Aim of the task :: The entries below are to be written out again without alteration.

Data for this exercise ::
----------

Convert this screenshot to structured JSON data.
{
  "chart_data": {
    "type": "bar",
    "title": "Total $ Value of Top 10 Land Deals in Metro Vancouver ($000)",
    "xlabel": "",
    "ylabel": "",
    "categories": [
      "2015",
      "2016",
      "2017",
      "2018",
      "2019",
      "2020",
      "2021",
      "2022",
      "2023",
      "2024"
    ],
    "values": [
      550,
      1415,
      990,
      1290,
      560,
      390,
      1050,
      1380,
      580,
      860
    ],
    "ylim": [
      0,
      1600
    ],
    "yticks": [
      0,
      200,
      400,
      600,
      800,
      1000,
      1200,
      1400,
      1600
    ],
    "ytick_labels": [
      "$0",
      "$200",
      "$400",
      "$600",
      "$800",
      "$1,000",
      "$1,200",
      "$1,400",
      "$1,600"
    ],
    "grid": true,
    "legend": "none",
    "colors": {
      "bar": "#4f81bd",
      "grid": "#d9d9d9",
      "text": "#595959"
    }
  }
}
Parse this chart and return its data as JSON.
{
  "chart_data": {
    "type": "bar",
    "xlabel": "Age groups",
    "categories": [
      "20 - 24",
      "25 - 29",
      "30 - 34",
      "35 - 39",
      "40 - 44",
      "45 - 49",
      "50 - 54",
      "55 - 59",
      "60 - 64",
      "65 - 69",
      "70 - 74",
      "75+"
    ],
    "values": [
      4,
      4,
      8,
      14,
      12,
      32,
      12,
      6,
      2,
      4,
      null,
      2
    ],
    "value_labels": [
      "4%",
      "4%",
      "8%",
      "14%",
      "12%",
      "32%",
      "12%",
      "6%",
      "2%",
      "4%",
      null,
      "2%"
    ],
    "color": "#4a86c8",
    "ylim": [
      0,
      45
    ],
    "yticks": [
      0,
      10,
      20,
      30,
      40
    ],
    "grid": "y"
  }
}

----------

Complete answer ::
Convert this screenshot to structured JSON data.
{
  "chart_data": {
    "type": "bar",
    "title": "Total $ Value of Top 10 Land Deals in Metro Vancouver ($000)",
    "xlabel": "",
    "ylabel": "",
    "categories": [
      "2015",
      "2016",
      "2017",
      "2018",
      "2019",
      "2020",
      "2021",
      "2022",
      "2023",
      "2024"
    ],
    "values": [
      550,
      1415,
      990,
      1290,
      560,
      390,
      1050,
      1380,
      580,
      860
    ],
    "ylim": [
      0,
      1600
    ],
    "yticks": [
      0,
      200,
      400,
      600,
      800,
      1000,
      1200,
      1400,
      1600
    ],
    "ytick_labels": [
      "$0",
      "$200",
      "$400",
      "$600",
      "$800",
      "$1,000",
      "$1,200",
      "$1,400",
      "$1,600"
    ],
    "grid": true,
    "legend": "none",
    "colors": {
      "bar": "#4f81bd",
      "grid": "#d9d9d9",
      "text": "#595959"
    }
  }
}
Parse this chart and return its data as JSON.
{
  "chart_data": {
    "type": "bar",
    "xlabel": "Age groups",
    "categories": [
      "20 - 24",
      "25 - 29",
      "30 - 34",
      "35 - 39",
      "40 - 44",
      "45 - 49",
      "50 - 54",
      "55 - 59",
      "60 - 64",
      "65 - 69",
      "70 - 74",
      "75+"
    ],
    "values": [
      4,
      4,
      8,
      14,
      12,
      32,
      12,
      6,
      2,
      4,
      null,
      2
    ],
    "value_labels": [
      "4%",
      "4%",
      "8%",
      "14%",
      "12%",
      "32%",
      "12%",
      "6%",
      "2%",
      "4%",
      null,
      "2%"
    ],
    "color": "#4a86c8",
    "ylim": [
      0,
      45
    ],
    "yticks": [
      0,
      10,
      20,
      30,
      40
    ],
    "grid": "y"
  }
}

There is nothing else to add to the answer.